• [PROBLEM]:
Give only the number of lines in the records that include the string "Hareketi".

• [INPUT RECORDS]:
........
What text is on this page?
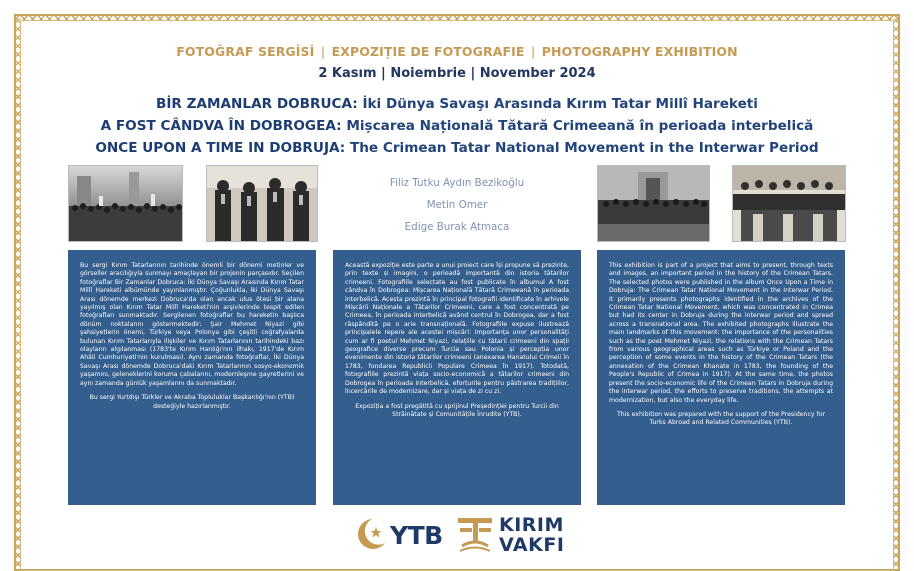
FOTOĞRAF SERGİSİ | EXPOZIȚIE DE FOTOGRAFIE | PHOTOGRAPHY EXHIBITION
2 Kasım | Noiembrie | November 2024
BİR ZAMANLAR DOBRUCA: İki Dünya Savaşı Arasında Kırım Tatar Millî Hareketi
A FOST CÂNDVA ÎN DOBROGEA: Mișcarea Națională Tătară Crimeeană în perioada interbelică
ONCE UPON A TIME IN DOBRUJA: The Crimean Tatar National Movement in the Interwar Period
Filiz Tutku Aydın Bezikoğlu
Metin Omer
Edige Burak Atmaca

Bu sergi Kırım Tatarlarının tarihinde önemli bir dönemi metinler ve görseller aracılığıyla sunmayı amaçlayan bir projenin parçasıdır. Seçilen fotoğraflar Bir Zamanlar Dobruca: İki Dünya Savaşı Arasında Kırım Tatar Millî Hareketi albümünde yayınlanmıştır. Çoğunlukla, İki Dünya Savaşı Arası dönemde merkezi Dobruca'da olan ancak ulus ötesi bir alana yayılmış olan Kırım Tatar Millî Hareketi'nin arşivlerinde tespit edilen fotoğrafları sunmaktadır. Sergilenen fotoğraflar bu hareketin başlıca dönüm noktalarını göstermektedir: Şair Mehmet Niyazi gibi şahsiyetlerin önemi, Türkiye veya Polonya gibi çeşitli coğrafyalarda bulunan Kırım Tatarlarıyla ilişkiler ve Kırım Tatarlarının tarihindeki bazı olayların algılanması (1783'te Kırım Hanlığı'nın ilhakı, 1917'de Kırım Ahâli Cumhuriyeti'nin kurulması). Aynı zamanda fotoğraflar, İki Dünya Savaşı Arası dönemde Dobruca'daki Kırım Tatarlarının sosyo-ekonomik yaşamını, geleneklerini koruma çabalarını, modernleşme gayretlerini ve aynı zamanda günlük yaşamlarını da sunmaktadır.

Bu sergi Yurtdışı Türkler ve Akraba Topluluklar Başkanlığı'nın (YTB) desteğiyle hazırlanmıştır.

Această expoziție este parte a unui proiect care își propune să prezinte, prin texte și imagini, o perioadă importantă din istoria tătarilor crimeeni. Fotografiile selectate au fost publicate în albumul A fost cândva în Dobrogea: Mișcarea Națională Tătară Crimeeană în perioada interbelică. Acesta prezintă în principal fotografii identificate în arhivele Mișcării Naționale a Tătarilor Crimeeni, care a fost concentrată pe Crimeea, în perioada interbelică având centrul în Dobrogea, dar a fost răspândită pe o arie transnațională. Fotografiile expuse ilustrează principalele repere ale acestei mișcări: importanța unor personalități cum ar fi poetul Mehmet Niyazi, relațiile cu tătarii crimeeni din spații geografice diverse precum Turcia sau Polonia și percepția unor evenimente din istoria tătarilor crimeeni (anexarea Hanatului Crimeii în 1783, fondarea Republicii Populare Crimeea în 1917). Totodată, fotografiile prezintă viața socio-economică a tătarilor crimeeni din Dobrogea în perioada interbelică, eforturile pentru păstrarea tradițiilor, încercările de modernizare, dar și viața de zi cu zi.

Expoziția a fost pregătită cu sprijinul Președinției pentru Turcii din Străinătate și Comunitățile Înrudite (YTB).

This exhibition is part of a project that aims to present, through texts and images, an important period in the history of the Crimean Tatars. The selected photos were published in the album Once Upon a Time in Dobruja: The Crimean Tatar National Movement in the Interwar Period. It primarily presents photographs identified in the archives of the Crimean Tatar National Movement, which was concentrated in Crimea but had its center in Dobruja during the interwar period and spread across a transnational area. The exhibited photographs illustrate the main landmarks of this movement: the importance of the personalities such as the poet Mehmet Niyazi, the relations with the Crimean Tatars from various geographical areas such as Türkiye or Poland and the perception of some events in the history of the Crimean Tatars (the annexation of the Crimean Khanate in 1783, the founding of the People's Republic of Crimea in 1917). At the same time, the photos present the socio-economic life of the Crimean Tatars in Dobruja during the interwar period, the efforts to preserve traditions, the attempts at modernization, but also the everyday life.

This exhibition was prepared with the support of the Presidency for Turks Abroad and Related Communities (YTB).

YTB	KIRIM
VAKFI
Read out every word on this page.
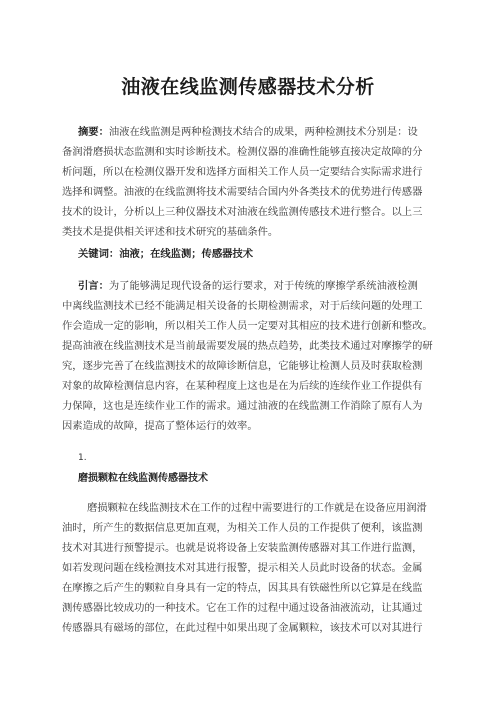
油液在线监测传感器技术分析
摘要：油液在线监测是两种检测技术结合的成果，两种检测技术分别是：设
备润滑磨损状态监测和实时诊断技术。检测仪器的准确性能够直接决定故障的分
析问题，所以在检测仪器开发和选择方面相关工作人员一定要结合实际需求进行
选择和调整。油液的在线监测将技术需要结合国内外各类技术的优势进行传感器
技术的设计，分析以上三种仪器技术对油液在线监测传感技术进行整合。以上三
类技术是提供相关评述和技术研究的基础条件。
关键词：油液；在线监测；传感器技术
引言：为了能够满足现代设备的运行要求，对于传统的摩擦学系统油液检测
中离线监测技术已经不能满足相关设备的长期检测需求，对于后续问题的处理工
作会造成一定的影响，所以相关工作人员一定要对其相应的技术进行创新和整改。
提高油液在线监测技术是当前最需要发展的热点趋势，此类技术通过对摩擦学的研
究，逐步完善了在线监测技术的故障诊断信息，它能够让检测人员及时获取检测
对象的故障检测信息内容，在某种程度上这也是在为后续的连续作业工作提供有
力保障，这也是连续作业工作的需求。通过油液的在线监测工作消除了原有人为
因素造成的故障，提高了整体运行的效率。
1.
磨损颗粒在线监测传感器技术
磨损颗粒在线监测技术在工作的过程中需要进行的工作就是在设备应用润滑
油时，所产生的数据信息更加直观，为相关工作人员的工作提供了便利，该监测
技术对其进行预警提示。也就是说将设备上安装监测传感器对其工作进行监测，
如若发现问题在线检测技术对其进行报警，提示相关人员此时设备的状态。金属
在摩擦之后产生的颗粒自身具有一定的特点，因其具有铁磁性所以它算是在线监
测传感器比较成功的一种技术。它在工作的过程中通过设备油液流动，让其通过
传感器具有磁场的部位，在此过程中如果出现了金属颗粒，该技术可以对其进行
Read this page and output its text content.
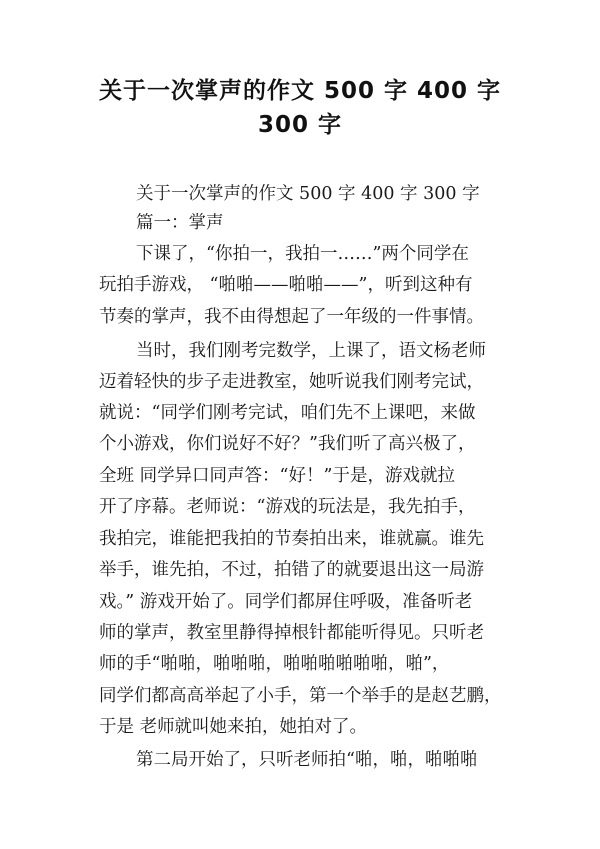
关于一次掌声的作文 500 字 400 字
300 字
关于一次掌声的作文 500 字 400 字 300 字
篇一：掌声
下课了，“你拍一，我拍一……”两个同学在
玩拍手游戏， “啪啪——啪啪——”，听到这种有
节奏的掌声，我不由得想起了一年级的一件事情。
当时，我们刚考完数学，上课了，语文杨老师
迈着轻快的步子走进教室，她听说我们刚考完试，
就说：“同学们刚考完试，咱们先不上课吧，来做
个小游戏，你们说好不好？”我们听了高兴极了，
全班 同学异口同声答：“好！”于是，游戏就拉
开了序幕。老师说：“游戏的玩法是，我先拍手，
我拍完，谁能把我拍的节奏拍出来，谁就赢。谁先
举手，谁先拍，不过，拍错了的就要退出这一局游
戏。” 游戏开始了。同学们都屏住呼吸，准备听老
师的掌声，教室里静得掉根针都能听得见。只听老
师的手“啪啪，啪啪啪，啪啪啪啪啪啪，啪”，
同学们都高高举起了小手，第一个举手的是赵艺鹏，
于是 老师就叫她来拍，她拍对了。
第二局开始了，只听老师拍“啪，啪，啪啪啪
........
• [CORRECT RESULT]:
2